**THE TASK**
Print the records again, character for character.
* start WORKING DATA *
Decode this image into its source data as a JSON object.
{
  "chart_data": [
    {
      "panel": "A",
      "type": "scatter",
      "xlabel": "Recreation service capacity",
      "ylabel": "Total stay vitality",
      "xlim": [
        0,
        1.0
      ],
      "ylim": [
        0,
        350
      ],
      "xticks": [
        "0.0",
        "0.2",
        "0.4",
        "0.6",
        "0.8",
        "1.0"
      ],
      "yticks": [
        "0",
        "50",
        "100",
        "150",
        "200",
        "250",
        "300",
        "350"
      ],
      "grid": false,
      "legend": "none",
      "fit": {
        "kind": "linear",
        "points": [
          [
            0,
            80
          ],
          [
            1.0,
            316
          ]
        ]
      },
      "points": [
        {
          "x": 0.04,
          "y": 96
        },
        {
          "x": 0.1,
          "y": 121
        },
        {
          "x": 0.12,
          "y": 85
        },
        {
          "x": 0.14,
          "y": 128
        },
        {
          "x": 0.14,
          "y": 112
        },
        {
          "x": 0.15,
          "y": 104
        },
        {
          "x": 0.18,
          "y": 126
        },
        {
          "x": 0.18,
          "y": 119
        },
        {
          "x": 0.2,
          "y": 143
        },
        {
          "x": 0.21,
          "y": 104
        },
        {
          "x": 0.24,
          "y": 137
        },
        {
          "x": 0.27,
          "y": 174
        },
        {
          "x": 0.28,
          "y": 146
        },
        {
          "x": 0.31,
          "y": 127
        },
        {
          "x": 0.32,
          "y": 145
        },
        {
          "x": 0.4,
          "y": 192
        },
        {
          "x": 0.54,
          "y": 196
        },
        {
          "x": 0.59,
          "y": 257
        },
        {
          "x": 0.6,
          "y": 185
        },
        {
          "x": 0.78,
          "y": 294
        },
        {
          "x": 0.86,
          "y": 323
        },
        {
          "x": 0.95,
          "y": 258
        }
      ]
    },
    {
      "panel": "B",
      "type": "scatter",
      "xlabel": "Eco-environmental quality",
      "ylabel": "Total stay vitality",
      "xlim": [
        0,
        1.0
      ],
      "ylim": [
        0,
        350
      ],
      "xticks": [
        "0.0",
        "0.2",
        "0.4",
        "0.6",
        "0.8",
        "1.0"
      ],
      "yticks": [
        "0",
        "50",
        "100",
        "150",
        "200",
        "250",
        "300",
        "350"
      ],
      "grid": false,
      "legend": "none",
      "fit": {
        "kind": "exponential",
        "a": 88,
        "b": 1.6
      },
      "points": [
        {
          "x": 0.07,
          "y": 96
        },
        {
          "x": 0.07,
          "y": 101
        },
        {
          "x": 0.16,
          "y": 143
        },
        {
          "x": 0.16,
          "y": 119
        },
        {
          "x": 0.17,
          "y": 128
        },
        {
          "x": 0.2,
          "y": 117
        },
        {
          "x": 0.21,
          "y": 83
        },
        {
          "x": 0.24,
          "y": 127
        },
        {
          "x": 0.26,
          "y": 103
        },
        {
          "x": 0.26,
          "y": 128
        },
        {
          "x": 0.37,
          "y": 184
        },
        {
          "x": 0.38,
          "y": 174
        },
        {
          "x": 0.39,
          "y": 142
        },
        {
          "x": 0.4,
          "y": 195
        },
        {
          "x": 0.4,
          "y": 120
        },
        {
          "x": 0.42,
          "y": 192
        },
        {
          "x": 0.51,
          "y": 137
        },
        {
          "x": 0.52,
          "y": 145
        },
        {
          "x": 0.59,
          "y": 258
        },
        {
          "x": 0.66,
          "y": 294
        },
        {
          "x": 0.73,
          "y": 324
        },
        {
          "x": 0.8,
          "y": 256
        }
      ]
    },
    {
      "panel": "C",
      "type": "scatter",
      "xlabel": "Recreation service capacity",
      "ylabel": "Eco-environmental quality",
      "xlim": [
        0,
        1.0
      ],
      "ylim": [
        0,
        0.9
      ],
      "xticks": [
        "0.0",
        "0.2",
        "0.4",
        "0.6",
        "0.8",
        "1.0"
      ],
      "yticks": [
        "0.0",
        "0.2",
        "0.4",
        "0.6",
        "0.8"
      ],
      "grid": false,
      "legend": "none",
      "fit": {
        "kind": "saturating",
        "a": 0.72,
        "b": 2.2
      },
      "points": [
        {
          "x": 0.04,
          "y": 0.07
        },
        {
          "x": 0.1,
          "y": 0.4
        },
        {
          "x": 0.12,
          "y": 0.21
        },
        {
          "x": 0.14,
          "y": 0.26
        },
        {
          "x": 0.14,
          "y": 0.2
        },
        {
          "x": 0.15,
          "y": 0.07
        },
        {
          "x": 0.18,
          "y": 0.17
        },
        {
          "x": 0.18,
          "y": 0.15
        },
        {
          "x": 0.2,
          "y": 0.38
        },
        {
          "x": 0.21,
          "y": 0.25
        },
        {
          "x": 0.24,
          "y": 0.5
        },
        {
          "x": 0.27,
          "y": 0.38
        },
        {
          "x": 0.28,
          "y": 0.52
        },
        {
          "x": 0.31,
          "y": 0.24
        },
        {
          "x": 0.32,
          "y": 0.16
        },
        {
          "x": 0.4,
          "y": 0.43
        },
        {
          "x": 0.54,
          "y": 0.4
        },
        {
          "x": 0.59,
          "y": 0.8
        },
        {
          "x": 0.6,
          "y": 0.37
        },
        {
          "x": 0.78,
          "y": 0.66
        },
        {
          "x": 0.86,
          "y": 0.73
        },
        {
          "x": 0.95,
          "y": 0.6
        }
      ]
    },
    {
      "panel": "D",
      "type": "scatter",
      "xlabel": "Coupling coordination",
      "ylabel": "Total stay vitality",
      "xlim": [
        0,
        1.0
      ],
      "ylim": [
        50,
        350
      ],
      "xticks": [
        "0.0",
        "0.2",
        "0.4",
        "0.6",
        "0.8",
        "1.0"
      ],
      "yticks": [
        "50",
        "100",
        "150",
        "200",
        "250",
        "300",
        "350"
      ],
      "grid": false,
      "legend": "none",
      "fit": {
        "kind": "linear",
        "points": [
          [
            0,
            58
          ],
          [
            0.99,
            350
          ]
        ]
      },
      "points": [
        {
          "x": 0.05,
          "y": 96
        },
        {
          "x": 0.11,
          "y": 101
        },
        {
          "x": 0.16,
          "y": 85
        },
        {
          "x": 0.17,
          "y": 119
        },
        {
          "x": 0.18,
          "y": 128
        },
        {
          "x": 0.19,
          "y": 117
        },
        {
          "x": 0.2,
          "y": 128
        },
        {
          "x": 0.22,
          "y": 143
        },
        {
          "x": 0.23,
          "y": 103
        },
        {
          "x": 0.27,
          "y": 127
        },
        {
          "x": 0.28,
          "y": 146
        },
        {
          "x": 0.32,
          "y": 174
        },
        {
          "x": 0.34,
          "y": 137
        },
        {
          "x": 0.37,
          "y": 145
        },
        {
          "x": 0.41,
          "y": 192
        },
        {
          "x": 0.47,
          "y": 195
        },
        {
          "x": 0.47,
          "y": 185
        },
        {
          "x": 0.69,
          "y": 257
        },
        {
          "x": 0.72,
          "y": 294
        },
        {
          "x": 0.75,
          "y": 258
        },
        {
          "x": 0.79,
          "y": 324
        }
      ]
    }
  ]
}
* end WORKING DATA *
**COMPLETE OUTPUT**
Decode this image into its source data as a JSON object.
{
  "chart_data": [
    {
      "panel": "A",
      "type": "scatter",
      "xlabel": "Recreation service capacity",
      "ylabel": "Total stay vitality",
      "xlim": [
        0,
        1.0
      ],
      "ylim": [
        0,
        350
      ],
      "xticks": [
        "0.0",
        "0.2",
        "0.4",
        "0.6",
        "0.8",
        "1.0"
      ],
      "yticks": [
        "0",
        "50",
        "100",
        "150",
        "200",
        "250",
        "300",
        "350"
      ],
      "grid": false,
      "legend": "none",
      "fit": {
        "kind": "linear",
        "points": [
          [
            0,
            80
          ],
          [
            1.0,
            316
          ]
        ]
      },
      "points": [
        {
          "x": 0.04,
          "y": 96
        },
        {
          "x": 0.1,
          "y": 121
        },
        {
          "x": 0.12,
          "y": 85
        },
        {
          "x": 0.14,
          "y": 128
        },
        {
          "x": 0.14,
          "y": 112
        },
        {
          "x": 0.15,
          "y": 104
        },
        {
          "x": 0.18,
          "y": 126
        },
        {
          "x": 0.18,
          "y": 119
        },
        {
          "x": 0.2,
          "y": 143
        },
        {
          "x": 0.21,
          "y": 104
        },
        {
          "x": 0.24,
          "y": 137
        },
        {
          "x": 0.27,
          "y": 174
        },
        {
          "x": 0.28,
          "y": 146
        },
        {
          "x": 0.31,
          "y": 127
        },
        {
          "x": 0.32,
          "y": 145
        },
        {
          "x": 0.4,
          "y": 192
        },
        {
          "x": 0.54,
          "y": 196
        },
        {
          "x": 0.59,
          "y": 257
        },
        {
          "x": 0.6,
          "y": 185
        },
        {
          "x": 0.78,
          "y": 294
        },
        {
          "x": 0.86,
          "y": 323
        },
        {
          "x": 0.95,
          "y": 258
        }
      ]
    },
    {
      "panel": "B",
      "type": "scatter",
      "xlabel": "Eco-environmental quality",
      "ylabel": "Total stay vitality",
      "xlim": [
        0,
        1.0
      ],
      "ylim": [
        0,
        350
      ],
      "xticks": [
        "0.0",
        "0.2",
        "0.4",
        "0.6",
        "0.8",
        "1.0"
      ],
      "yticks": [
        "0",
        "50",
        "100",
        "150",
        "200",
        "250",
        "300",
        "350"
      ],
      "grid": false,
      "legend": "none",
      "fit": {
        "kind": "exponential",
        "a": 88,
        "b": 1.6
      },
      "points": [
        {
          "x": 0.07,
          "y": 96
        },
        {
          "x": 0.07,
          "y": 101
        },
        {
          "x": 0.16,
          "y": 143
        },
        {
          "x": 0.16,
          "y": 119
        },
        {
          "x": 0.17,
          "y": 128
        },
        {
          "x": 0.2,
          "y": 117
        },
        {
          "x": 0.21,
          "y": 83
        },
        {
          "x": 0.24,
          "y": 127
        },
        {
          "x": 0.26,
          "y": 103
        },
        {
          "x": 0.26,
          "y": 128
        },
        {
          "x": 0.37,
          "y": 184
        },
        {
          "x": 0.38,
          "y": 174
        },
        {
          "x": 0.39,
          "y": 142
        },
        {
          "x": 0.4,
          "y": 195
        },
        {
          "x": 0.4,
          "y": 120
        },
        {
          "x": 0.42,
          "y": 192
        },
        {
          "x": 0.51,
          "y": 137
        },
        {
          "x": 0.52,
          "y": 145
        },
        {
          "x": 0.59,
          "y": 258
        },
        {
          "x": 0.66,
          "y": 294
        },
        {
          "x": 0.73,
          "y": 324
        },
        {
          "x": 0.8,
          "y": 256
        }
      ]
    },
    {
      "panel": "C",
      "type": "scatter",
      "xlabel": "Recreation service capacity",
      "ylabel": "Eco-environmental quality",
      "xlim": [
        0,
        1.0
      ],
      "ylim": [
        0,
        0.9
      ],
      "xticks": [
        "0.0",
        "0.2",
        "0.4",
        "0.6",
        "0.8",
        "1.0"
      ],
      "yticks": [
        "0.0",
        "0.2",
        "0.4",
        "0.6",
        "0.8"
      ],
      "grid": false,
      "legend": "none",
      "fit": {
        "kind": "saturating",
        "a": 0.72,
        "b": 2.2
      },
      "points": [
        {
          "x": 0.04,
          "y": 0.07
        },
        {
          "x": 0.1,
          "y": 0.4
        },
        {
          "x": 0.12,
          "y": 0.21
        },
        {
          "x": 0.14,
          "y": 0.26
        },
        {
          "x": 0.14,
          "y": 0.2
        },
        {
          "x": 0.15,
          "y": 0.07
        },
        {
          "x": 0.18,
          "y": 0.17
        },
        {
          "x": 0.18,
          "y": 0.15
        },
        {
          "x": 0.2,
          "y": 0.38
        },
        {
          "x": 0.21,
          "y": 0.25
        },
        {
          "x": 0.24,
          "y": 0.5
        },
        {
          "x": 0.27,
          "y": 0.38
        },
        {
          "x": 0.28,
          "y": 0.52
        },
        {
          "x": 0.31,
          "y": 0.24
        },
        {
          "x": 0.32,
          "y": 0.16
        },
        {
          "x": 0.4,
          "y": 0.43
        },
        {
          "x": 0.54,
          "y": 0.4
        },
        {
          "x": 0.59,
          "y": 0.8
        },
        {
          "x": 0.6,
          "y": 0.37
        },
        {
          "x": 0.78,
          "y": 0.66
        },
        {
          "x": 0.86,
          "y": 0.73
        },
        {
          "x": 0.95,
          "y": 0.6
        }
      ]
    },
    {
      "panel": "D",
      "type": "scatter",
      "xlabel": "Coupling coordination",
      "ylabel": "Total stay vitality",
      "xlim": [
        0,
        1.0
      ],
      "ylim": [
        50,
        350
      ],
      "xticks": [
        "0.0",
        "0.2",
        "0.4",
        "0.6",
        "0.8",
        "1.0"
      ],
      "yticks": [
        "50",
        "100",
        "150",
        "200",
        "250",
        "300",
        "350"
      ],
      "grid": false,
      "legend": "none",
      "fit": {
        "kind": "linear",
        "points": [
          [
            0,
            58
          ],
          [
            0.99,
            350
          ]
        ]
      },
      "points": [
        {
          "x": 0.05,
          "y": 96
        },
        {
          "x": 0.11,
          "y": 101
        },
        {
          "x": 0.16,
          "y": 85
        },
        {
          "x": 0.17,
          "y": 119
        },
        {
          "x": 0.18,
          "y": 128
        },
        {
          "x": 0.19,
          "y": 117
        },
        {
          "x": 0.2,
          "y": 128
        },
        {
          "x": 0.22,
          "y": 143
        },
        {
          "x": 0.23,
          "y": 103
        },
        {
          "x": 0.27,
          "y": 127
        },
        {
          "x": 0.28,
          "y": 146
        },
        {
          "x": 0.32,
          "y": 174
        },
        {
          "x": 0.34,
          "y": 137
        },
        {
          "x": 0.37,
          "y": 145
        },
        {
          "x": 0.41,
          "y": 192
        },
        {
          "x": 0.47,
          "y": 195
        },
        {
          "x": 0.47,
          "y": 185
        },
        {
          "x": 0.69,
          "y": 257
        },
        {
          "x": 0.72,
          "y": 294
        },
        {
          "x": 0.75,
          "y": 258
        },
        {
          "x": 0.79,
          "y": 324
        }
      ]
    }
  ]
}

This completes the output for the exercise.